---- LISTED ENTRIES

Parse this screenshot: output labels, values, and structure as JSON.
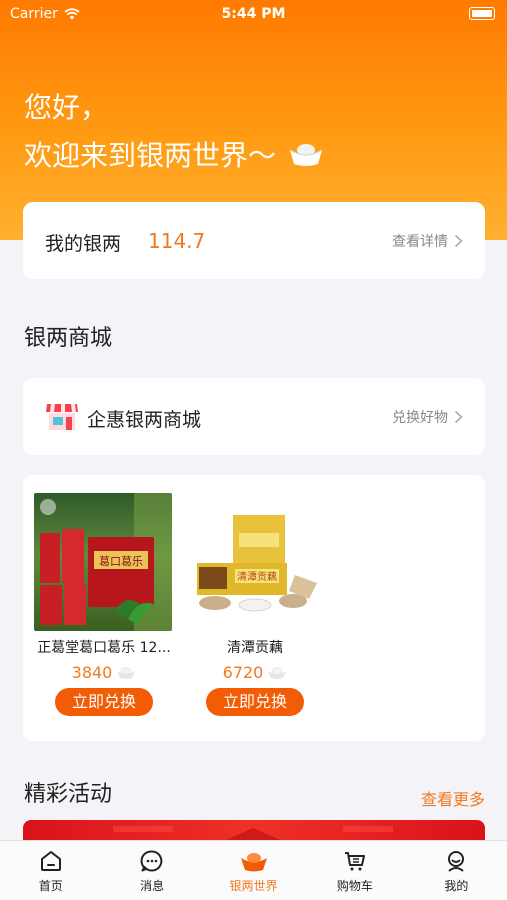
{
  "status_bar": {
    "carrier": "Carrier",
    "time": "5:44 PM"
  },
  "greeting": {
    "line1": "您好，",
    "line2": "欢迎来到银两世界～"
  },
  "silver_card": {
    "label": "我的银两",
    "value": "114.7",
    "detail_link": "查看详情"
  },
  "mall_section": {
    "title": "银两商城"
  },
  "mall_card": {
    "label": "企惠银两商城",
    "link": "兑换好物"
  },
  "products": [
    {
      "name": "正葛堂葛口葛乐 12...",
      "price": "3840",
      "button": "立即兑换",
      "image_text": "葛口葛乐"
    },
    {
      "name": "清潭贡藕",
      "price": "6720",
      "button": "立即兑换",
      "image_text": "清潭贡藕"
    }
  ],
  "activities": {
    "title": "精彩活动",
    "more_link": "查看更多"
  },
  "tabbar": {
    "items": [
      {
        "label": "首页",
        "icon": "home-icon"
      },
      {
        "label": "消息",
        "icon": "message-icon"
      },
      {
        "label": "银两世界",
        "icon": "silver-ingot-icon",
        "active": true
      },
      {
        "label": "购物车",
        "icon": "cart-icon"
      },
      {
        "label": "我的",
        "icon": "profile-icon"
      }
    ]
  },
  "colors": {
    "accent": "#f07a22",
    "button": "#f25c05",
    "hero_top": "#ff7a00",
    "hero_bottom": "#ffb030"
  }
}
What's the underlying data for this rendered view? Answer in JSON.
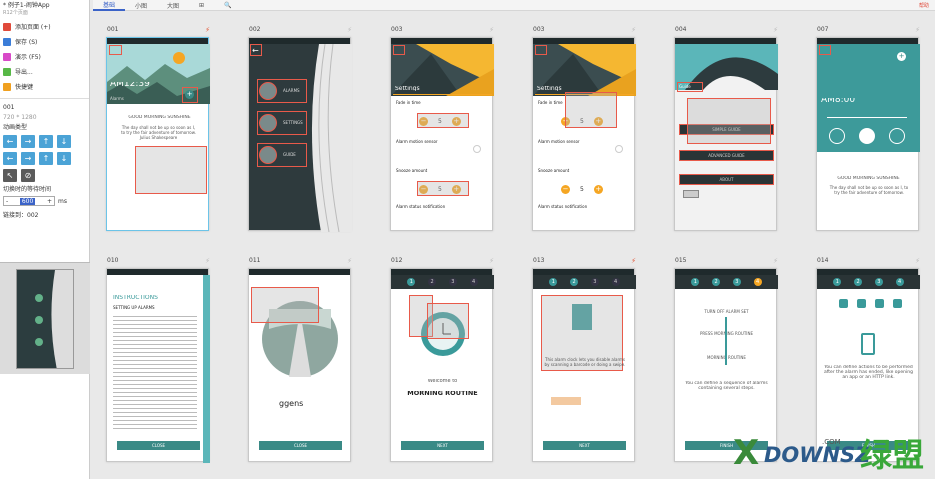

--------

» **WHAT IS ASKED**
Reproduce every line above as written, skipping pictures.

» **ANSWER TO THIS TASK**
Parse this screenshot: output labels, values, and structure as JSON.
{
  "status_bar": {
    "carrier": "Carrier",
    "time": "5:44 PM"
  },
  "greeting": {
    "line1": "您好，",
    "line2": "欢迎来到银两世界～"
  },
  "silver_card": {
    "label": "我的银两",
    "value": "114.7",
    "detail_link": "查看详情"
  },
  "mall_section": {
    "title": "银两商城"
  },
  "mall_card": {
    "label": "企惠银两商城",
    "link": "兑换好物"
  },
  "products": [
    {
      "name": "正葛堂葛口葛乐 12...",
      "price": "3840",
      "button": "立即兑换",
      "image_text": "葛口葛乐"
    },
    {
      "name": "清潭贡藕",
      "price": "6720",
      "button": "立即兑换",
      "image_text": "清潭贡藕"
    }
  ],
  "activities": {
    "title": "精彩活动",
    "more_link": "查看更多"
  },
  "tabbar": {
    "items": [
      {
        "label": "首页",
        "icon": "home-icon"
      },
      {
        "label": "消息",
        "icon": "message-icon"
      },
      {
        "label": "银两世界",
        "icon": "silver-ingot-icon",
        "active": true
      },
      {
        "label": "购物车",
        "icon": "cart-icon"
      },
      {
        "label": "我的",
        "icon": "profile-icon"
      }
    ]
  },
  "colors": {
    "accent": "#f07a22",
    "button": "#f25c05",
    "hero_top": "#ff7a00",
    "hero_bottom": "#ffb030"
  }
}
What's the underlying data for this rendered view? Answer in JSON.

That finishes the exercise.